[Entries with figure data]
□ □ □ □ □

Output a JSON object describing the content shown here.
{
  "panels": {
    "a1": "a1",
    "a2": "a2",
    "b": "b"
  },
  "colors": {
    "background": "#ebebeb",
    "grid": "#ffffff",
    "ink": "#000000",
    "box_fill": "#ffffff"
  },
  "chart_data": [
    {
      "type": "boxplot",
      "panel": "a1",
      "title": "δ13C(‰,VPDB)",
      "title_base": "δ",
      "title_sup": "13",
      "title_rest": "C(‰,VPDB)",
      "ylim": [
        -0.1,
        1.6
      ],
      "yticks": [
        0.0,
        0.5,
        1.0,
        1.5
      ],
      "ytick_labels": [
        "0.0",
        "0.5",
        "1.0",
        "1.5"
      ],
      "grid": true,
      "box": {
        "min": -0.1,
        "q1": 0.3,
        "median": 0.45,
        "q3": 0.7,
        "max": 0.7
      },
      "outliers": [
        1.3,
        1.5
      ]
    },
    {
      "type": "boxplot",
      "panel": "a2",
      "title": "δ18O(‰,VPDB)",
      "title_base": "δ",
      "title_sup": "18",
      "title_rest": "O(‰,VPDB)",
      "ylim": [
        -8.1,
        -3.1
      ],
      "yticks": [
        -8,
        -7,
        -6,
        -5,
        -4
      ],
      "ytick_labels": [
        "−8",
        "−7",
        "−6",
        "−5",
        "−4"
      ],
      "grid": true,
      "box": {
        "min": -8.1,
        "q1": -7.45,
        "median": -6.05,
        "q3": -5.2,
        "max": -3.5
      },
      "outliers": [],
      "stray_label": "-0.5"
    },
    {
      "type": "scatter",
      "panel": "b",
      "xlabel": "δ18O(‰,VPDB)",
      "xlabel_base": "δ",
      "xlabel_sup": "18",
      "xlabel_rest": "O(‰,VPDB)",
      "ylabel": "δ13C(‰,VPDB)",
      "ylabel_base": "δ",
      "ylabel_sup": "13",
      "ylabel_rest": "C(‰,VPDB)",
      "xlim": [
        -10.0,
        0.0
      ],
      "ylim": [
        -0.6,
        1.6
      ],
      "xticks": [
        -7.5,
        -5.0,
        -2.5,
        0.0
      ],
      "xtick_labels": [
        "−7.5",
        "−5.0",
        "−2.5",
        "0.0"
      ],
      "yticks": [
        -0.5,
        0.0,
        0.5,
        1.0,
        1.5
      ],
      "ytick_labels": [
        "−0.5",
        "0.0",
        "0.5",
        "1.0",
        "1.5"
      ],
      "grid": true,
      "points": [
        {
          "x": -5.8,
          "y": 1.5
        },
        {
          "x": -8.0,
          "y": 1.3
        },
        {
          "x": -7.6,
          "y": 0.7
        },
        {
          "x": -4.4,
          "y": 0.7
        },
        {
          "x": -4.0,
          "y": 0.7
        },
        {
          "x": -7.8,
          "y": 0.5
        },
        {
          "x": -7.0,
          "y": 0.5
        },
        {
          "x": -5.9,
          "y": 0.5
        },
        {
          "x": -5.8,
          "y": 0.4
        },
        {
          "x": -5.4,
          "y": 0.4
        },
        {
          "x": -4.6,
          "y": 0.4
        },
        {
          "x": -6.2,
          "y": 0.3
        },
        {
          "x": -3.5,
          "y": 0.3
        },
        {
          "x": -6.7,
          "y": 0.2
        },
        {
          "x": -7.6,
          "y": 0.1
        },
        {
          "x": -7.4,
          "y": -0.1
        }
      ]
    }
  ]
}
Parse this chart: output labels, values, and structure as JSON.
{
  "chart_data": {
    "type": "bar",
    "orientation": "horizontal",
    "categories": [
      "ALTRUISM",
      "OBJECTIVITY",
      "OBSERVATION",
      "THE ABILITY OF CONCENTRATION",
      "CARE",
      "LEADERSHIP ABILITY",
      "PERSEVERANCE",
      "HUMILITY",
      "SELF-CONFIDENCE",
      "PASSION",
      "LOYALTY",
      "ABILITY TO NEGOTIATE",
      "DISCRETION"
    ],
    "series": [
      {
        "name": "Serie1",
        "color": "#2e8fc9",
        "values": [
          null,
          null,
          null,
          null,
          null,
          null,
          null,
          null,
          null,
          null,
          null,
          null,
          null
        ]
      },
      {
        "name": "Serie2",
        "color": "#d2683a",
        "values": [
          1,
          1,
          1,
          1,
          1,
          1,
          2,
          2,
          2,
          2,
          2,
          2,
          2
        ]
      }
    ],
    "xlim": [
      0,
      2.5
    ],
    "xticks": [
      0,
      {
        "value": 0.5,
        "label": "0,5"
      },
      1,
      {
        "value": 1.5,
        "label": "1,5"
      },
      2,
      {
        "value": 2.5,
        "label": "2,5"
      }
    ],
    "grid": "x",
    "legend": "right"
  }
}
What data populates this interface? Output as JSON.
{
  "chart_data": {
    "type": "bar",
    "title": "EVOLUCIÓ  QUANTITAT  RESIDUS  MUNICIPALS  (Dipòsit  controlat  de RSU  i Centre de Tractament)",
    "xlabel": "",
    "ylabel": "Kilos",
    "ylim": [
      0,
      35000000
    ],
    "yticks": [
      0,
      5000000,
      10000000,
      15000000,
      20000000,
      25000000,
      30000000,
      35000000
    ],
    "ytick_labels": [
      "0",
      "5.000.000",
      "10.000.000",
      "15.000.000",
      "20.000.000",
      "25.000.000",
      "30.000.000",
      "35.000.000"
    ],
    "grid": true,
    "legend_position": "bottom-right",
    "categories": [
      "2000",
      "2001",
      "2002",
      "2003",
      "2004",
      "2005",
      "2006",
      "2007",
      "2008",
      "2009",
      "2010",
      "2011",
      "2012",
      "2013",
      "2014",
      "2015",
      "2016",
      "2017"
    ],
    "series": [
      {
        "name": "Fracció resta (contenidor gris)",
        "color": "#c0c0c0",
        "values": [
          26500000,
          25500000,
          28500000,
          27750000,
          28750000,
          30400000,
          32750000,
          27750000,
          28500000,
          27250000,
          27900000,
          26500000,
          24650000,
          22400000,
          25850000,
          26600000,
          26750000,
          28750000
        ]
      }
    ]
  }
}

□ □ □ □ □

(WRITTEN EXERCISE): Indicate how many lines of the material include the word "ABILITY"; the number alone is required.

(WORKED ANSWER): 3